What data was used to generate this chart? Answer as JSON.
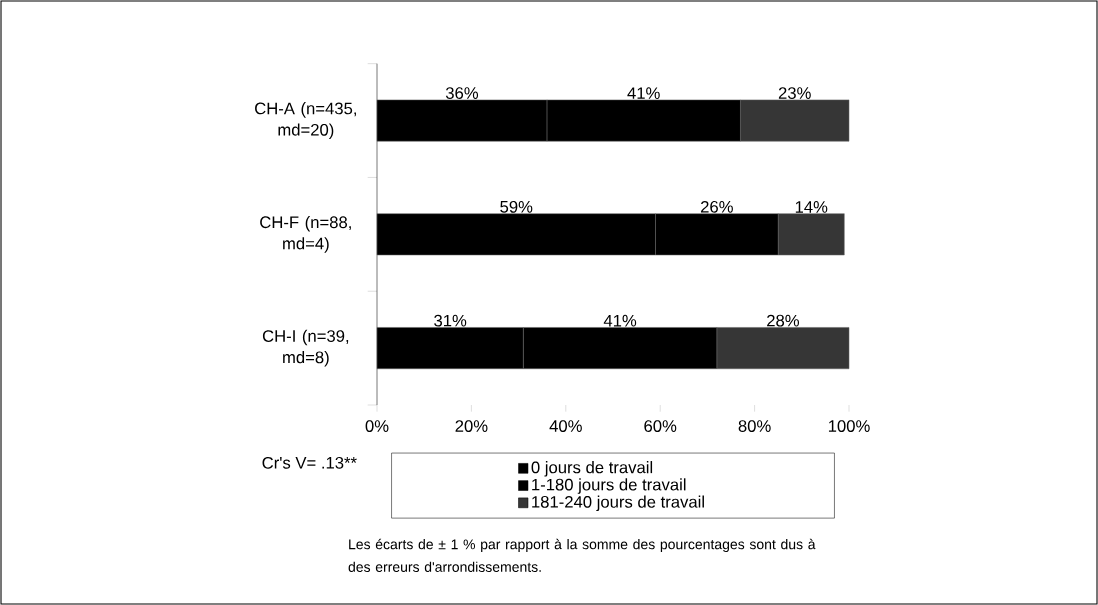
{
  "chart_data": {
    "type": "bar",
    "orientation": "horizontal",
    "stacked": true,
    "categories": [
      "CH-A (n=435, md=20)",
      "CH-F (n=88, md=4)",
      "CH-I (n=39, md=8)"
    ],
    "series": [
      {
        "name": "0 jours de travail",
        "color": "#000000",
        "values": [
          36,
          59,
          31
        ],
        "value_labels": [
          "36%",
          "59%",
          "31%"
        ]
      },
      {
        "name": "1-180 jours de travail",
        "color": "#000000",
        "values": [
          41,
          26,
          41
        ],
        "value_labels": [
          "41%",
          "26%",
          "41%"
        ]
      },
      {
        "name": "181-240 jours de travail",
        "color": "#363636",
        "values": [
          23,
          14,
          28
        ],
        "value_labels": [
          "23%",
          "14%",
          "28%"
        ]
      }
    ],
    "xlim": [
      0,
      100
    ],
    "xticks": [
      {
        "value": 0,
        "label": "0%"
      },
      {
        "value": 20,
        "label": "20%"
      },
      {
        "value": 40,
        "label": "40%"
      },
      {
        "value": 60,
        "label": "60%"
      },
      {
        "value": 80,
        "label": "80%"
      },
      {
        "value": 100,
        "label": "100%"
      }
    ],
    "legend": "bottom",
    "grid": false,
    "annotations": [
      "Cr's V= .13**",
      "Les écarts de ± 1 % par rapport à la somme des pourcentages sont dus à des erreurs d'arrondissements."
    ]
  }
}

DESCRIPTION OF THE TASK: Set the listing down in full and exactly. Pictures within it should not appear in the copy.

OUTPUT:
What data was used to generate this chart? Answer as JSON.
{
  "chart_data": {
    "type": "bar",
    "orientation": "horizontal",
    "stacked": true,
    "categories": [
      "CH-A (n=435, md=20)",
      "CH-F (n=88, md=4)",
      "CH-I (n=39, md=8)"
    ],
    "series": [
      {
        "name": "0 jours de travail",
        "color": "#000000",
        "values": [
          36,
          59,
          31
        ],
        "value_labels": [
          "36%",
          "59%",
          "31%"
        ]
      },
      {
        "name": "1-180 jours de travail",
        "color": "#000000",
        "values": [
          41,
          26,
          41
        ],
        "value_labels": [
          "41%",
          "26%",
          "41%"
        ]
      },
      {
        "name": "181-240 jours de travail",
        "color": "#363636",
        "values": [
          23,
          14,
          28
        ],
        "value_labels": [
          "23%",
          "14%",
          "28%"
        ]
      }
    ],
    "xlim": [
      0,
      100
    ],
    "xticks": [
      {
        "value": 0,
        "label": "0%"
      },
      {
        "value": 20,
        "label": "20%"
      },
      {
        "value": 40,
        "label": "40%"
      },
      {
        "value": 60,
        "label": "60%"
      },
      {
        "value": 80,
        "label": "80%"
      },
      {
        "value": 100,
        "label": "100%"
      }
    ],
    "legend": "bottom",
    "grid": false,
    "annotations": [
      "Cr's V= .13**",
      "Les écarts de ± 1 % par rapport à la somme des pourcentages sont dus à des erreurs d'arrondissements."
    ]
  }
}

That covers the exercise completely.